**Supplied material**
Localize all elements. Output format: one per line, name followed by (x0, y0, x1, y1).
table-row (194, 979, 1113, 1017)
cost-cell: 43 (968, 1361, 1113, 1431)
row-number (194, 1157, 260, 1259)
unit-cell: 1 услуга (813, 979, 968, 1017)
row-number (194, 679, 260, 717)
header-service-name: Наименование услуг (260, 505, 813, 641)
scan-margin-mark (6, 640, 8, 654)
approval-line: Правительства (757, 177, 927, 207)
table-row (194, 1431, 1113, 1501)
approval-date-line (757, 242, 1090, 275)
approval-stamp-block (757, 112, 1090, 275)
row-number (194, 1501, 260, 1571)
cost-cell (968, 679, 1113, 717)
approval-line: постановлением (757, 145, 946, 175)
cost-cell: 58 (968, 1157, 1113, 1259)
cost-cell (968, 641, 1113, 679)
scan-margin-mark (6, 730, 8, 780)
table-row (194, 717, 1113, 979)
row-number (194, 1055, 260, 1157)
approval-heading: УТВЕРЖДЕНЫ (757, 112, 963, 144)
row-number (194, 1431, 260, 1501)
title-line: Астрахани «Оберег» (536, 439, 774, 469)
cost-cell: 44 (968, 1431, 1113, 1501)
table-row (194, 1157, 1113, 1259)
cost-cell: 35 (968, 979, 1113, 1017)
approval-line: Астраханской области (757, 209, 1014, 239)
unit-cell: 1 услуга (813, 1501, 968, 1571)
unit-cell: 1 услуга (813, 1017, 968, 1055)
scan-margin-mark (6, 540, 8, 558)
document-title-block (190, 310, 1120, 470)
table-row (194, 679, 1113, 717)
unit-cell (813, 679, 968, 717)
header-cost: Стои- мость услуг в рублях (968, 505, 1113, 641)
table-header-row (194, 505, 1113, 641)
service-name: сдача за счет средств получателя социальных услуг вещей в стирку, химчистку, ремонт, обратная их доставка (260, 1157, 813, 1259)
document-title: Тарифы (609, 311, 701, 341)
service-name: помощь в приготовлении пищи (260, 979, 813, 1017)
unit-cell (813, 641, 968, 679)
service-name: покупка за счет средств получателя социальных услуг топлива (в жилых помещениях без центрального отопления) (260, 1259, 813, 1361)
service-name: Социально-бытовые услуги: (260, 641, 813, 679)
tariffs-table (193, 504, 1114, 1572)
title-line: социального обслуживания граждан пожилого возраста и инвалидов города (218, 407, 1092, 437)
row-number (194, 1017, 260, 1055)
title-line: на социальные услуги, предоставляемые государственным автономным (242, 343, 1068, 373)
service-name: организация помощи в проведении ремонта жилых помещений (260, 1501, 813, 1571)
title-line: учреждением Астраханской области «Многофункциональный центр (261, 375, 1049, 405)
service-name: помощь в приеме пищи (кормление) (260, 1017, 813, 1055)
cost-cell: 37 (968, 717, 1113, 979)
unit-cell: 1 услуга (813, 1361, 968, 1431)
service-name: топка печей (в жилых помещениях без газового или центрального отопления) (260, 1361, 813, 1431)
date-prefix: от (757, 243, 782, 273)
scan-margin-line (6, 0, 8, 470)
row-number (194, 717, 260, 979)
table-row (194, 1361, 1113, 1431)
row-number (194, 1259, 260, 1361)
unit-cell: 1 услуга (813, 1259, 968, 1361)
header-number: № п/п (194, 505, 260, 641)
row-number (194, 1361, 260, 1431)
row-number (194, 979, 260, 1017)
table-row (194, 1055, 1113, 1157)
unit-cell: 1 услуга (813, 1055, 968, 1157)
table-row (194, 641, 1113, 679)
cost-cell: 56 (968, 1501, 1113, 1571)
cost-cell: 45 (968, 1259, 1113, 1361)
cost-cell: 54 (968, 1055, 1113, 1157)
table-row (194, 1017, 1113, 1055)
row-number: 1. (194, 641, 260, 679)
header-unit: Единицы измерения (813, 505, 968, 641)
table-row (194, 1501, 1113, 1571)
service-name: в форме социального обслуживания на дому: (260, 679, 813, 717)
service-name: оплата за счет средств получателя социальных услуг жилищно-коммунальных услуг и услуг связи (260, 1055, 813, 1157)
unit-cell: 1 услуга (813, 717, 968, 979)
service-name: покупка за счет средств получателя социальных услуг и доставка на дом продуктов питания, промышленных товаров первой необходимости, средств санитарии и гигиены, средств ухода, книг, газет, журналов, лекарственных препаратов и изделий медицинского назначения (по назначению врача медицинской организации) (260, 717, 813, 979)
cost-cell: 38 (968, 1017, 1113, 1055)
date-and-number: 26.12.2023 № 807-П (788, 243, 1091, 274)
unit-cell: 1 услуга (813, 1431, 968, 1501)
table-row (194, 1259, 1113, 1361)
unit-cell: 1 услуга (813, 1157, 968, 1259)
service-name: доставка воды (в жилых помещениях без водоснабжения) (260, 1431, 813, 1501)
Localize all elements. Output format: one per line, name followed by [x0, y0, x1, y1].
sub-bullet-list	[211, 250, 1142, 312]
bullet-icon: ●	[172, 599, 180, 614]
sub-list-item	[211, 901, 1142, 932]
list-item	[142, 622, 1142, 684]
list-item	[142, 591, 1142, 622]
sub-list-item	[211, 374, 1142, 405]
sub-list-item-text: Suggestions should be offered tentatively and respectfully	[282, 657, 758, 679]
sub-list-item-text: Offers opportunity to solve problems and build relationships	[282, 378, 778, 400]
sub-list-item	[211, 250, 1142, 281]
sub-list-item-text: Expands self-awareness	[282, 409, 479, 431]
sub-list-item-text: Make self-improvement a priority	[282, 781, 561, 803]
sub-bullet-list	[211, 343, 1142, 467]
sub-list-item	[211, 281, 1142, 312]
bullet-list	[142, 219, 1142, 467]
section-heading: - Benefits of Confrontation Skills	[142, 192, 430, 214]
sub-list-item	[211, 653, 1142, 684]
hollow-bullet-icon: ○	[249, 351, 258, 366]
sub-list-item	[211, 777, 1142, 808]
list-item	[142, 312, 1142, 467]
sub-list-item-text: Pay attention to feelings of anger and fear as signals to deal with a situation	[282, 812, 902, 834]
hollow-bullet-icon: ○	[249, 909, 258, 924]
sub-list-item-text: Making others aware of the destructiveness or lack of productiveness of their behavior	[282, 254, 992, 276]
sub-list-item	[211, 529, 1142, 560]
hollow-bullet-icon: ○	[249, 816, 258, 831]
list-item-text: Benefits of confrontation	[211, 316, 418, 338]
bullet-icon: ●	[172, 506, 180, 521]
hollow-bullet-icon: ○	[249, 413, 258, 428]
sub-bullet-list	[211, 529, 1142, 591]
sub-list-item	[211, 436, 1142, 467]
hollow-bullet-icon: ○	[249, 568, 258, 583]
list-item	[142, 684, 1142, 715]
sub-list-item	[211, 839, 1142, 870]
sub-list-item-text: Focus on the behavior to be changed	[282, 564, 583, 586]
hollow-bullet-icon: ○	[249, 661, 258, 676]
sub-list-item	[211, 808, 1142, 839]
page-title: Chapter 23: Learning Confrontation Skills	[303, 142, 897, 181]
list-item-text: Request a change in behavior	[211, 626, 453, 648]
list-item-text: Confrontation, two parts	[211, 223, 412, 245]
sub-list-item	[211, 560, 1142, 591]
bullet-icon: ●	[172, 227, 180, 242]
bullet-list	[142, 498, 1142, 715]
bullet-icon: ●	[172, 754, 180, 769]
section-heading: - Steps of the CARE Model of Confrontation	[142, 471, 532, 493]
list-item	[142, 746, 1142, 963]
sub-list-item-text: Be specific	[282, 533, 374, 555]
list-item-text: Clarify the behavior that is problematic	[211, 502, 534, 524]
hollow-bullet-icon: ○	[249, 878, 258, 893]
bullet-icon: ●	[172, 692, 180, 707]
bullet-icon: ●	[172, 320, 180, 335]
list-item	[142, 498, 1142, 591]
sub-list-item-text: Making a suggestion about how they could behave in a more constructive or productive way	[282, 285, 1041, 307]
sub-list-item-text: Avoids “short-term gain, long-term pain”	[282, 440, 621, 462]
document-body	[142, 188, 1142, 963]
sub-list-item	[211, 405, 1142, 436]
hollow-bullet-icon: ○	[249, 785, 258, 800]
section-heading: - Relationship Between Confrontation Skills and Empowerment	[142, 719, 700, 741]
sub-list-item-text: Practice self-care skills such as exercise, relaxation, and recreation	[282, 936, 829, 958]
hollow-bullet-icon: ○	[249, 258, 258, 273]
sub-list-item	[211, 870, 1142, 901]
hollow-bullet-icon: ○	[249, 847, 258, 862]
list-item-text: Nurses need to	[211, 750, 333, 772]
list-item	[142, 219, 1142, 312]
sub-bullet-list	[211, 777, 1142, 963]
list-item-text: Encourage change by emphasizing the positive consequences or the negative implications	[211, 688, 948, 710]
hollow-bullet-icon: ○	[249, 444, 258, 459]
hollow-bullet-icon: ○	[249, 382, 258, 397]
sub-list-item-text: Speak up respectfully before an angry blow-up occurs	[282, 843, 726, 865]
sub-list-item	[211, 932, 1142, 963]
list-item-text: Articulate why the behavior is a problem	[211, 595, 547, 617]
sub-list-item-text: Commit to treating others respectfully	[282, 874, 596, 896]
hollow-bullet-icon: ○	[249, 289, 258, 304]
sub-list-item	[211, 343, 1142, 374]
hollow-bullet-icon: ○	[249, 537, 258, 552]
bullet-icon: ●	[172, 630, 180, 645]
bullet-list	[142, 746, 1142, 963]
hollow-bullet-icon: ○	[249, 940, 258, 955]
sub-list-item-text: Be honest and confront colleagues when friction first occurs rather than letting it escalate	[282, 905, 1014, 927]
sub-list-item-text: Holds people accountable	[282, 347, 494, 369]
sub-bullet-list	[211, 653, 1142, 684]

**What is being asked**
Can you return, word for word, the lines from the very start of the listing down through the line containing "approval-line: постановлением (757, 145, 946, 175)", that line included?

**Full solution**
Localize all elements. Output format: one per line, name followed by (x0, y0, x1, y1).
table-row (194, 979, 1113, 1017)
cost-cell: 43 (968, 1361, 1113, 1431)
row-number (194, 1157, 260, 1259)
unit-cell: 1 услуга (813, 979, 968, 1017)
row-number (194, 679, 260, 717)
header-service-name: Наименование услуг (260, 505, 813, 641)
scan-margin-mark (6, 640, 8, 654)
approval-line: Правительства (757, 177, 927, 207)
table-row (194, 1431, 1113, 1501)
approval-date-line (757, 242, 1090, 275)
approval-stamp-block (757, 112, 1090, 275)
row-number (194, 1501, 260, 1571)
cost-cell (968, 679, 1113, 717)
approval-line: постановлением (757, 145, 946, 175)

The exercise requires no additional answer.